Output only the lines from the one holding "Output the text content of this document." to the end of the data below, please, copied exactly.

_Material shown_
================
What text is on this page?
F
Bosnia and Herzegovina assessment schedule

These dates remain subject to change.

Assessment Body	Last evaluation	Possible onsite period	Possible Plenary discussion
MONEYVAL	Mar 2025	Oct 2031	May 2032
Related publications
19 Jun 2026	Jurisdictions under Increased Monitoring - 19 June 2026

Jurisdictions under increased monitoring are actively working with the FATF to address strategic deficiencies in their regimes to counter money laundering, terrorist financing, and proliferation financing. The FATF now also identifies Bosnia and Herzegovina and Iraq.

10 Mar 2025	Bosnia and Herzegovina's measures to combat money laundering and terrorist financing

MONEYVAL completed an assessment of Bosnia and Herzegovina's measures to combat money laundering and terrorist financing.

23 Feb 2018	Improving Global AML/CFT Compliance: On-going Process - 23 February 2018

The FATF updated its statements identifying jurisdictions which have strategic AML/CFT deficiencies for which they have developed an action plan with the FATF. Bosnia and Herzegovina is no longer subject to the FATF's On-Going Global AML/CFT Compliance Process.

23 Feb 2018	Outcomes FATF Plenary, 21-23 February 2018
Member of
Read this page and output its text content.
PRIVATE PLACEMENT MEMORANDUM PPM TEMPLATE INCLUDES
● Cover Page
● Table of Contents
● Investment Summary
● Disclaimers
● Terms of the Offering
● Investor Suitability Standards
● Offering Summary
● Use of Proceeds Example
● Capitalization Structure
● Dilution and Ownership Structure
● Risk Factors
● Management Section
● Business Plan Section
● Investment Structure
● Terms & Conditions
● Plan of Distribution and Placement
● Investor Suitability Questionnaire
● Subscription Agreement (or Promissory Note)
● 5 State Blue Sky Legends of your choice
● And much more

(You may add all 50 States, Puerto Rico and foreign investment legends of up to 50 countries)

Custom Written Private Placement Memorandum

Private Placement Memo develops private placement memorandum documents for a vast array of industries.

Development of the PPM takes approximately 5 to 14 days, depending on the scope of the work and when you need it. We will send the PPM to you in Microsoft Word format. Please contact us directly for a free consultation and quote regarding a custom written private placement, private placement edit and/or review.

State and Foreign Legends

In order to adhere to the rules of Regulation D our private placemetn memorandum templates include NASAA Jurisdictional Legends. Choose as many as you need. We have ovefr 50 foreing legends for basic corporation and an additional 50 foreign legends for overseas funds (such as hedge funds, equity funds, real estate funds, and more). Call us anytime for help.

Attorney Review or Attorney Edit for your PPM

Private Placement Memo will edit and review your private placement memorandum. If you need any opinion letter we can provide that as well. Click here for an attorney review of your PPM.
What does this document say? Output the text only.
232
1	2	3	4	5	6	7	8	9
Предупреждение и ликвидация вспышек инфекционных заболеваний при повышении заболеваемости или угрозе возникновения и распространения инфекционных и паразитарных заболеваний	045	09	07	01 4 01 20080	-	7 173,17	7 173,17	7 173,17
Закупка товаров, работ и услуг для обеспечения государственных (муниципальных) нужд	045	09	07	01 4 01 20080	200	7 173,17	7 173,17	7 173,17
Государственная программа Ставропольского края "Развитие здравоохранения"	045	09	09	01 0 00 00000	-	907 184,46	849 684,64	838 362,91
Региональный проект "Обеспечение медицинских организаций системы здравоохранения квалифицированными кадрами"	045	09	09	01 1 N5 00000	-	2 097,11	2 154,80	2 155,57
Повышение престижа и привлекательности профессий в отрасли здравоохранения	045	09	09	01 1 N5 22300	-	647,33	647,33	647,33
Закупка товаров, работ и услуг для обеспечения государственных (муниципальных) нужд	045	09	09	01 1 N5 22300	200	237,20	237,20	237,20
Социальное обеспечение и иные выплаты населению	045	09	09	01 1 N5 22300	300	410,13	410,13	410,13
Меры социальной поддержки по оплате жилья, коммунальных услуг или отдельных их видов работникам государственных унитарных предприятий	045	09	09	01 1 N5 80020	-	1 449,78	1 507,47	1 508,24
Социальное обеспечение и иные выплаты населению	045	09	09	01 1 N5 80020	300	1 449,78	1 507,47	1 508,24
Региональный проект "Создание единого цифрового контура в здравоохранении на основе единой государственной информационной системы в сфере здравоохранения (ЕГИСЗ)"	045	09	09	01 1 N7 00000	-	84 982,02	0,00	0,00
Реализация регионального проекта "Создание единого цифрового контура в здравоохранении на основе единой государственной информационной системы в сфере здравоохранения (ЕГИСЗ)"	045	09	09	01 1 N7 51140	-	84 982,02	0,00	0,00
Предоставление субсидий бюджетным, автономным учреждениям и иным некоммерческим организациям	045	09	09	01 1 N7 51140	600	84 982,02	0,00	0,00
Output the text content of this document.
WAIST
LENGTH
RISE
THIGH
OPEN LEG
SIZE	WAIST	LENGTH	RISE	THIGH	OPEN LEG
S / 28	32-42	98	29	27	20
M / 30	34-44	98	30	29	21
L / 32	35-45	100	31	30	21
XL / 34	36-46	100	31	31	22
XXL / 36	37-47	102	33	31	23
================
_Exercise output_
Output the text content of this document.
WAIST
LENGTH
RISE
THIGH
OPEN LEG
SIZE	WAIST	LENGTH	RISE	THIGH	OPEN LEG
S / 28	32-42	98	29	27	20
M / 30	34-44	98	30	29	21
L / 32	35-45	100	31	30	21
XL / 34	36-46	100	31	31	22
XXL / 36	37-47	102	33	31	23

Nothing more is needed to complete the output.